======== Listed records ========

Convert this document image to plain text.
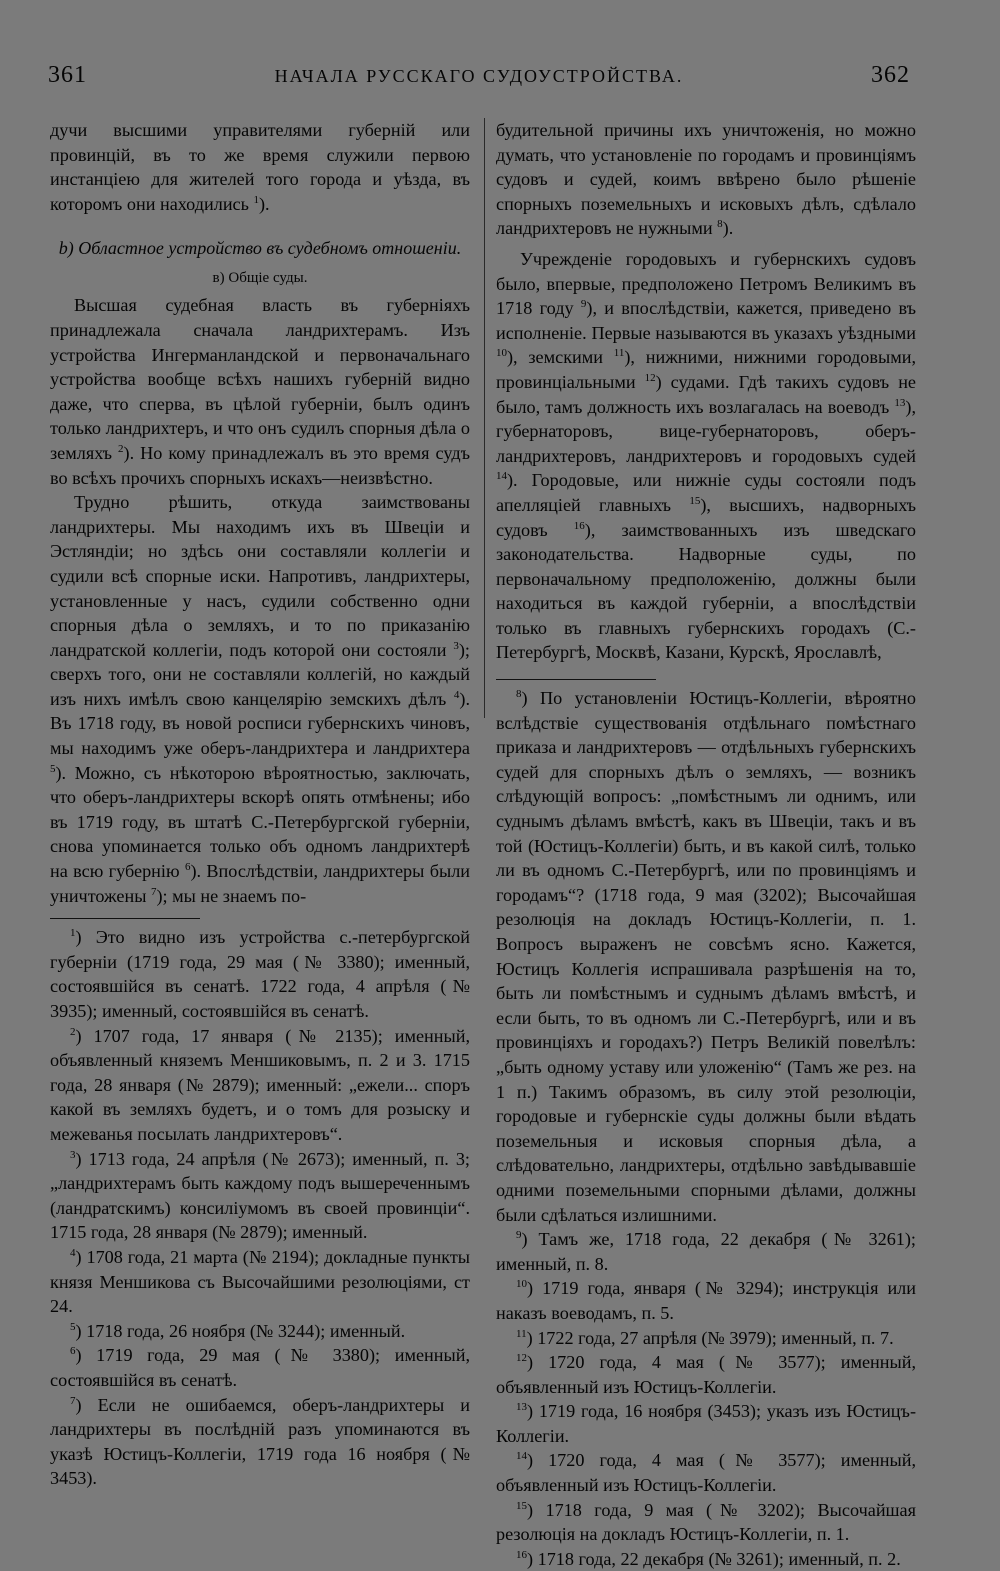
361	НАЧАЛА РУССКАГО СУДОУСТРОЙСТВА.	362

дучи высшими управителями губерній или провинцій, въ то же время служили первою инстанціею для жителей того города и уѣзда, въ которомъ они находились $^1$).

b) Областное устройство въ судебномъ отношеніи.
в) Общіе суды.

Высшая судебная власть въ губерніяхъ принадлежала сначала ландрихтерамъ. Изъ устройства Ингерманландской и первоначальнаго устройства вообще всѣхъ нашихъ губерній видно даже, что сперва, въ цѣлой губерніи, былъ одинъ только ландрихтеръ, и что онъ судилъ спорныя дѣла о земляхъ $^2$). Но кому принадлежалъ въ это время судъ во всѣхъ прочихъ спорныхъ искахъ—неизвѣстно.

Трудно рѣшить, откуда заимствованы ландрихтеры. Мы находимъ ихъ въ Швеціи и Эстляндіи; но здѣсь они составляли коллегіи и судили всѣ спорные иски. Напротивъ, ландрихтеры, установленные у насъ, судили собственно одни спорныя дѣла о земляхъ, и то по приказанію ландратской коллегіи, подъ которой они состояли $^3$); сверхъ того, они не составляли коллегій, но каждый изъ нихъ имѣлъ свою канцелярію земскихъ дѣлъ $^4$). Въ 1718 году, въ новой росписи губернскихъ чиновъ, мы находимъ уже оберъ-ландрихтера и ландрихтера $^5$). Можно, съ нѣкоторою вѣроятностью, заключать, что оберъ-ландрихтеры вскорѣ опять отмѣнены; ибо въ 1719 году, въ штатѣ С.-Петербургской губерніи, снова упоминается только объ одномъ ландрихтерѣ на всю губернію $^6$). Впослѣдствіи, ландрихтеры были уничтожены $^7$); мы не знаемъ по-

$^1$) Это видно изъ устройства с.-петербургской губерніи (1719 года, 29 мая (№ 3380); именный, состоявшійся въ сенатѣ. 1722 года, 4 апрѣля (№ 3935); именный, состоявшійся въ сенатѣ.

$^2$) 1707 года, 17 января (№ 2135); именный, объявленный княземъ Меншиковымъ, п. 2 и 3. 1715 года, 28 января (№ 2879); именный: „ежели... споръ какой въ земляхъ будетъ, и о томъ для розыску и межеванья посылать ландрихтеровъ“.

$^3$) 1713 года, 24 апрѣля (№ 2673); именный, п. 3; „ландрихтерамъ быть каждому подъ вышереченнымъ (ландратскимъ) консиліумомъ въ своей провинціи“. 1715 года, 28 января (№ 2879); именный.

$^4$) 1708 года, 21 марта (№ 2194); докладные пункты князя Меншикова съ Высочайшими резолюціями, ст 24.

$^5$) 1718 года, 26 ноября (№ 3244); именный.

$^6$) 1719 года, 29 мая (№ 3380); именный, состоявшійся въ сенатѣ.

$^7$) Если не ошибаемся, оберъ-ландрихтеры и ландрихтеры въ послѣдній разъ упоминаются въ указѣ Юстицъ-Коллегіи, 1719 года 16 ноября (№ 3453).

будительной причины ихъ уничтоженія, но можно думать, что установленіе по городамъ и провинціямъ судовъ и судей, коимъ ввѣрено было рѣшеніе спорныхъ поземельныхъ и исковыхъ дѣлъ, сдѣлало ландрихтеровъ не нужными $^8$).

Учрежденіе городовыхъ и губернскихъ судовъ было, впервые, предположено Петромъ Великимъ въ 1718 году $^9$), и впослѣдствіи, кажется, приведено въ исполненіе. Первые называются въ указахъ уѣздными $^{10}$), земскими $^{11}$), нижними, нижними городовыми, провинціальными $^{12}$) судами. Гдѣ такихъ судовъ не было, тамъ должность ихъ возлагалась на воеводъ $^{13}$), губернаторовъ, вице-губернаторовъ, оберъ-ландрихтеровъ, ландрихтеровъ и городовыхъ судей $^{14}$). Городовые, или нижніе суды состояли подъ апелляціей главныхъ $^{15}$), высшихъ, надворныхъ судовъ $^{16}$), заимствованныхъ изъ шведскаго законодательства. Надворные суды, по первоначальному предположенію, должны были находиться въ каждой губерніи, а впослѣдствіи только въ главныхъ губернскихъ городахъ (С.-Петербургѣ, Москвѣ, Казани, Курскѣ, Ярославлѣ,

$^8$) По установленіи Юстицъ-Коллегіи, вѣроятно вслѣдствіе существованія отдѣльнаго помѣстнаго приказа и ландрихтеровъ — отдѣльныхъ губернскихъ судей для спорныхъ дѣлъ о земляхъ, — возникъ слѣдующій вопросъ: „помѣстнымъ ли однимъ, или суднымъ дѣламъ вмѣстѣ, какъ въ Швеціи, такъ и въ той (Юстицъ-Коллегіи) быть, и въ какой силѣ, только ли въ одномъ С.-Петербургѣ, или по провинціямъ и городамъ“? (1718 года, 9 мая (3202); Высочайшая резолюція на докладъ Юстицъ-Коллегіи, п. 1. Вопросъ выраженъ не совсѣмъ ясно. Кажется, Юстицъ Коллегія испрашивала разрѣшенія на то, быть ли помѣстнымъ и суднымъ дѣламъ вмѣстѣ, и если быть, то въ одномъ ли С.-Петербургѣ, или и въ провинціяхъ и городахъ?) Петръ Великій повелѣлъ: „быть одному уставу или уложенію“ (Тамъ же рез. на 1 п.) Такимъ образомъ, въ силу этой резолюціи, городовые и губернскіе суды должны были вѣдать поземельныя и исковыя спорныя дѣла, а слѣдовательно, ландрихтеры, отдѣльно завѣдывавшіе одними поземельными спорными дѣлами, должны были сдѣлаться излишними.

$^9$) Тамъ же, 1718 года, 22 декабря (№ 3261); именный, п. 8.

$^{10}$) 1719 года, января (№ 3294); инструкція или наказъ воеводамъ, п. 5.

$^{11}$) 1722 года, 27 апрѣля (№ 3979); именный, п. 7.

$^{12}$) 1720 года, 4 мая (№ 3577); именный, объявленный изъ Юстицъ-Коллегіи.

$^{13}$) 1719 года, 16 ноября (3453); указъ изъ Юстицъ-Коллегіи.

$^{14}$) 1720 года, 4 мая (№ 3577); именный, объявленный изъ Юстицъ-Коллегіи.

$^{15}$) 1718 года, 9 мая (№ 3202); Высочайшая резолюція на докладъ Юстицъ-Коллегіи, п. 1.

$^{16}$) 1718 года, 22 декабря (№ 3261); именный, п. 2.
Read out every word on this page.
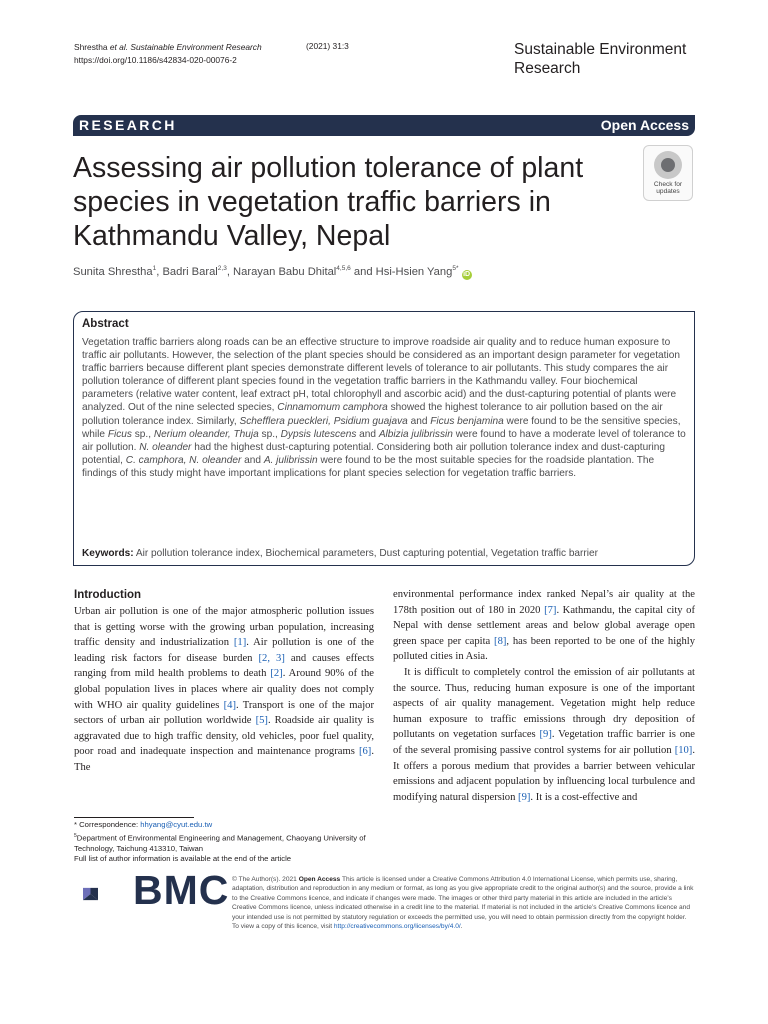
Shrestha et al. Sustainable Environment Research
https://doi.org/10.1186/s42834-020-00076-2
(2021) 31:3	Sustainable Environment
Research
RESEARCH	Open Access
Assessing air pollution tolerance of plant species in vegetation traffic barriers in Kathmandu Valley, Nepal
Check for
updates
Sunita Shrestha$^1$, Badri Baral$^{2,3}$, Narayan Babu Dhital$^{4,5,6}$ and Hsi-Hsien Yang$^{5*}$ iD
Abstract

Vegetation traffic barriers along roads can be an effective structure to improve roadside air quality and to reduce human exposure to traffic air pollutants. However, the selection of the plant species should be considered as an important design parameter for vegetation traffic barriers because different plant species demonstrate different levels of tolerance to air pollutants. This study compares the air pollution tolerance of different plant species found in the vegetation traffic barriers in the Kathmandu valley. Four biochemical parameters (relative water content, leaf extract pH, total chlorophyll and ascorbic acid) and the dust-capturing potential of plants were analyzed. Out of the nine selected species, Cinnamomum camphora showed the highest tolerance to air pollution based on the air pollution tolerance index. Similarly, Schefflera pueckleri, Psidium guajava and Ficus benjamina were found to be the sensitive species, while Ficus sp., Nerium oleander, Thuja sp., Dypsis lutescens and Albizia julibrissin were found to have a moderate level of tolerance to air pollution. N. oleander had the highest dust-capturing potential. Considering both air pollution tolerance index and dust-capturing potential, C. camphora, N. oleander and A. julibrissin were found to be the most suitable species for the roadside plantation. The findings of this study might have important implications for plant species selection for vegetation traffic barriers.

Keywords: Air pollution tolerance index, Biochemical parameters, Dust capturing potential, Vegetation traffic barrier
Introduction

Urban air pollution is one of the major atmospheric pollution issues that is getting worse with the growing urban population, increasing traffic density and industrialization [1]. Air pollution is one of the leading risk factors for disease burden [2, 3] and causes effects ranging from mild health problems to death [2]. Around 90% of the global population lives in places where air quality does not comply with WHO air quality guidelines [4]. Transport is one of the major sectors of urban air pollution worldwide [5]. Roadside air quality is aggravated due to high traffic density, old vehicles, poor fuel quality, poor road and inadequate inspection and maintenance programs [6]. The

environmental performance index ranked Nepal’s air quality at the 178th position out of 180 in 2020 [7]. Kathmandu, the capital city of Nepal with dense settlement areas and below global average open green space per capita [8], has been reported to be one of the highly polluted cities in Asia.

It is difficult to completely control the emission of air pollutants at the source. Thus, reducing human exposure is one of the important aspects of air quality management. Vegetation might help reduce human exposure to traffic emissions through dry deposition of pollutants on vegetation surfaces [9]. Vegetation traffic barrier is one of the several promising passive control systems for air pollution [10]. It offers a porous medium that provides a barrier between vehicular emissions and adjacent population by influencing local turbulence and modifying natural dispersion [9]. It is a cost-effective and

* Correspondence: hhyang@cyut.edu.tw
$^5$Department of Environmental Engineering and Management, Chaoyang University of Technology, Taichung 413310, Taiwan
Full list of author information is available at the end of the article
BMC © The Author(s). 2021 Open Access This article is licensed under a Creative Commons Attribution 4.0 International License, which permits use, sharing, adaptation, distribution and reproduction in any medium or format, as long as you give appropriate credit to the original author(s) and the source, provide a link to the Creative Commons licence, and indicate if changes were made. The images or other third party material in this article are included in the article’s Creative Commons licence, unless indicated otherwise in a credit line to the material. If material is not included in the article’s Creative Commons licence and your intended use is not permitted by statutory regulation or exceeds the permitted use, you will need to obtain permission directly from the copyright holder. To view a copy of this licence, visit http://creativecommons.org/licenses/by/4.0/.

========

_Set exercise_.
Gather every line containing the word "время" and copy it.

_Answer_.
дучи высшими управителями губерній или провинцій, въ то же время служили первою инстанціею для жителей того города и уѣзда, въ которомъ они находились $^1$).
Высшая судебная власть въ губерніяхъ принадлежала сначала ландрихтерамъ. Изъ устройства Ингерманландской и первоначальнаго устройства вообще всѣхъ нашихъ губерній видно даже, что сперва, въ цѣлой губерніи, былъ одинъ только ландрихтеръ, и что онъ судилъ спорныя дѣла о земляхъ $^2$). Но кому принадлежалъ въ это время судъ во всѣхъ прочихъ спорныхъ искахъ—неизвѣстно.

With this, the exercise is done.